**What to work on**
Your task is to copy every line of this material exactly.

Start

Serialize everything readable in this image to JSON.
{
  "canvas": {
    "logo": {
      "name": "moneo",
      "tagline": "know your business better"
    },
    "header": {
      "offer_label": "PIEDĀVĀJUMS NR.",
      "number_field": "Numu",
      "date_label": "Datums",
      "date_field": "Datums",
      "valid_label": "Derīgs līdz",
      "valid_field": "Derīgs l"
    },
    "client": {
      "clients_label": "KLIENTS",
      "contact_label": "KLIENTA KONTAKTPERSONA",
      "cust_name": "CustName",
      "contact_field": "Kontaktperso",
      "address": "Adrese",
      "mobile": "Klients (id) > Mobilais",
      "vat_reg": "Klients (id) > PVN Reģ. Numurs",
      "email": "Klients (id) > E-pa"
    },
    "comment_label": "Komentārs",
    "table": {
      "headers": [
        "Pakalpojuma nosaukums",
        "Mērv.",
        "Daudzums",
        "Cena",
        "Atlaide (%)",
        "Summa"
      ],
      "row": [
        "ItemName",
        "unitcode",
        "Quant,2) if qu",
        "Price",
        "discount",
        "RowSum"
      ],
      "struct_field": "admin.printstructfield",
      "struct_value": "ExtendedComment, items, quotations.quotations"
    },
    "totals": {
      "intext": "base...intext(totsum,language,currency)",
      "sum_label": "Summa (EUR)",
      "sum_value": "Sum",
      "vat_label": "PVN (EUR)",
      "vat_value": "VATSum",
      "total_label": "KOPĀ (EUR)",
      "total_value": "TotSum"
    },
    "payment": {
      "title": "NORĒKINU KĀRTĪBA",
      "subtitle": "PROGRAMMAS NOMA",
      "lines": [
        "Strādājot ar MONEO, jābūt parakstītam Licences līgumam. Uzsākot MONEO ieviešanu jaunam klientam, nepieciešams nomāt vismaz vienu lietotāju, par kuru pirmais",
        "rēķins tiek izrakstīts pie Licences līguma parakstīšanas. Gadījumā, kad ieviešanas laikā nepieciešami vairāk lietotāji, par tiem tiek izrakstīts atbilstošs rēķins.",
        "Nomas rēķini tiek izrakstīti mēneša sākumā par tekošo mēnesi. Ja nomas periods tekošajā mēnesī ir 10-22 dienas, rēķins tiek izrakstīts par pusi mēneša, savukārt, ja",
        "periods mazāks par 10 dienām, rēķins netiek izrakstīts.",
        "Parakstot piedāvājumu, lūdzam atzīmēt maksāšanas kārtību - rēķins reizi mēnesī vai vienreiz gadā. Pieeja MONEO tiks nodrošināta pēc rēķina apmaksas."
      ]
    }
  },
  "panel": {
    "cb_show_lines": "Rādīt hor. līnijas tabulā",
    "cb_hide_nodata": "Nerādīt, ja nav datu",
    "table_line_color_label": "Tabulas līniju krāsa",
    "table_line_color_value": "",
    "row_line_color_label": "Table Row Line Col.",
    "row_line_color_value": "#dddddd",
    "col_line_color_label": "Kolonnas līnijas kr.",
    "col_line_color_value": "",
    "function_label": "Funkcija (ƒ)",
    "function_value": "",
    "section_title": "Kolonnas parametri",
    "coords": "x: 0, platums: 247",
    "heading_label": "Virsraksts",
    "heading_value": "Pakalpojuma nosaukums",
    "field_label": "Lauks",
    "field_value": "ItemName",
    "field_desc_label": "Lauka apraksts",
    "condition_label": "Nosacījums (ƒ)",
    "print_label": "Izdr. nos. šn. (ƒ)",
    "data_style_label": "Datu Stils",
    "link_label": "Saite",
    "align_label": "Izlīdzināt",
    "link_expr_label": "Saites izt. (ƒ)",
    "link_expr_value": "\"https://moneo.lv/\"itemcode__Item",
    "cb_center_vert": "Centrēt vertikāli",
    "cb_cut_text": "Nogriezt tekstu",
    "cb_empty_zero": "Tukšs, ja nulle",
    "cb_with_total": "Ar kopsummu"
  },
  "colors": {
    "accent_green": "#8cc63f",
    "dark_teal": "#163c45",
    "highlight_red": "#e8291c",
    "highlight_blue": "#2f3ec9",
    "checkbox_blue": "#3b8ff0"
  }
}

End

**The solution**
Serialize everything readable in this image to JSON.
{
  "canvas": {
    "logo": {
      "name": "moneo",
      "tagline": "know your business better"
    },
    "header": {
      "offer_label": "PIEDĀVĀJUMS NR.",
      "number_field": "Numu",
      "date_label": "Datums",
      "date_field": "Datums",
      "valid_label": "Derīgs līdz",
      "valid_field": "Derīgs l"
    },
    "client": {
      "clients_label": "KLIENTS",
      "contact_label": "KLIENTA KONTAKTPERSONA",
      "cust_name": "CustName",
      "contact_field": "Kontaktperso",
      "address": "Adrese",
      "mobile": "Klients (id) > Mobilais",
      "vat_reg": "Klients (id) > PVN Reģ. Numurs",
      "email": "Klients (id) > E-pa"
    },
    "comment_label": "Komentārs",
    "table": {
      "headers": [
        "Pakalpojuma nosaukums",
        "Mērv.",
        "Daudzums",
        "Cena",
        "Atlaide (%)",
        "Summa"
      ],
      "row": [
        "ItemName",
        "unitcode",
        "Quant,2) if qu",
        "Price",
        "discount",
        "RowSum"
      ],
      "struct_field": "admin.printstructfield",
      "struct_value": "ExtendedComment, items, quotations.quotations"
    },
    "totals": {
      "intext": "base...intext(totsum,language,currency)",
      "sum_label": "Summa (EUR)",
      "sum_value": "Sum",
      "vat_label": "PVN (EUR)",
      "vat_value": "VATSum",
      "total_label": "KOPĀ (EUR)",
      "total_value": "TotSum"
    },
    "payment": {
      "title": "NORĒKINU KĀRTĪBA",
      "subtitle": "PROGRAMMAS NOMA",
      "lines": [
        "Strādājot ar MONEO, jābūt parakstītam Licences līgumam. Uzsākot MONEO ieviešanu jaunam klientam, nepieciešams nomāt vismaz vienu lietotāju, par kuru pirmais",
        "rēķins tiek izrakstīts pie Licences līguma parakstīšanas. Gadījumā, kad ieviešanas laikā nepieciešami vairāk lietotāji, par tiem tiek izrakstīts atbilstošs rēķins.",
        "Nomas rēķini tiek izrakstīti mēneša sākumā par tekošo mēnesi. Ja nomas periods tekošajā mēnesī ir 10-22 dienas, rēķins tiek izrakstīts par pusi mēneša, savukārt, ja",
        "periods mazāks par 10 dienām, rēķins netiek izrakstīts.",
        "Parakstot piedāvājumu, lūdzam atzīmēt maksāšanas kārtību - rēķins reizi mēnesī vai vienreiz gadā. Pieeja MONEO tiks nodrošināta pēc rēķina apmaksas."
      ]
    }
  },
  "panel": {
    "cb_show_lines": "Rādīt hor. līnijas tabulā",
    "cb_hide_nodata": "Nerādīt, ja nav datu",
    "table_line_color_label": "Tabulas līniju krāsa",
    "table_line_color_value": "",
    "row_line_color_label": "Table Row Line Col.",
    "row_line_color_value": "#dddddd",
    "col_line_color_label": "Kolonnas līnijas kr.",
    "col_line_color_value": "",
    "function_label": "Funkcija (ƒ)",
    "function_value": "",
    "section_title": "Kolonnas parametri",
    "coords": "x: 0, platums: 247",
    "heading_label": "Virsraksts",
    "heading_value": "Pakalpojuma nosaukums",
    "field_label": "Lauks",
    "field_value": "ItemName",
    "field_desc_label": "Lauka apraksts",
    "condition_label": "Nosacījums (ƒ)",
    "print_label": "Izdr. nos. šn. (ƒ)",
    "data_style_label": "Datu Stils",
    "link_label": "Saite",
    "align_label": "Izlīdzināt",
    "link_expr_label": "Saites izt. (ƒ)",
    "link_expr_value": "\"https://moneo.lv/\"itemcode__Item",
    "cb_center_vert": "Centrēt vertikāli",
    "cb_cut_text": "Nogriezt tekstu",
    "cb_empty_zero": "Tukšs, ja nulle",
    "cb_with_total": "Ar kopsummu"
  },
  "colors": {
    "accent_green": "#8cc63f",
    "dark_teal": "#163c45",
    "highlight_red": "#e8291c",
    "highlight_blue": "#2f3ec9",
    "checkbox_blue": "#3b8ff0"
  }
}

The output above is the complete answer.